The exercise: Below are some entries. Output each one exactly as it appears.

Records for this exercise:

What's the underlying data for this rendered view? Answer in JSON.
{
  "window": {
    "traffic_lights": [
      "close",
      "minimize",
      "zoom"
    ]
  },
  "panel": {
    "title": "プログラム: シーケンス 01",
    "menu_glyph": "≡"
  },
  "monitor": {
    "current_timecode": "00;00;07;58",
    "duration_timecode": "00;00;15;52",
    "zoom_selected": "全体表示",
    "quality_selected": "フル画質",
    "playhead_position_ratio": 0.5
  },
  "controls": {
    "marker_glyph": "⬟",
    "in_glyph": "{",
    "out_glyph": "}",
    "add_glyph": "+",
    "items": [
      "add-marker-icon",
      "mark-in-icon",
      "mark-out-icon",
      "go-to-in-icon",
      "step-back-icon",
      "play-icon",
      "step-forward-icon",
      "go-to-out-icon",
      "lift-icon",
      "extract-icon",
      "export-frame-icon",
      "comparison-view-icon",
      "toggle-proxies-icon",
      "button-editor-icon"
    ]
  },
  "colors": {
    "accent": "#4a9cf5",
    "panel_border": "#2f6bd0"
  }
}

Exercise answer:
What's the underlying data for this rendered view? Answer in JSON.
{
  "window": {
    "traffic_lights": [
      "close",
      "minimize",
      "zoom"
    ]
  },
  "panel": {
    "title": "プログラム: シーケンス 01",
    "menu_glyph": "≡"
  },
  "monitor": {
    "current_timecode": "00;00;07;58",
    "duration_timecode": "00;00;15;52",
    "zoom_selected": "全体表示",
    "quality_selected": "フル画質",
    "playhead_position_ratio": 0.5
  },
  "controls": {
    "marker_glyph": "⬟",
    "in_glyph": "{",
    "out_glyph": "}",
    "add_glyph": "+",
    "items": [
      "add-marker-icon",
      "mark-in-icon",
      "mark-out-icon",
      "go-to-in-icon",
      "step-back-icon",
      "play-icon",
      "step-forward-icon",
      "go-to-out-icon",
      "lift-icon",
      "extract-icon",
      "export-frame-icon",
      "comparison-view-icon",
      "toggle-proxies-icon",
      "button-editor-icon"
    ]
  },
  "colors": {
    "accent": "#4a9cf5",
    "panel_border": "#2f6bd0"
  }
}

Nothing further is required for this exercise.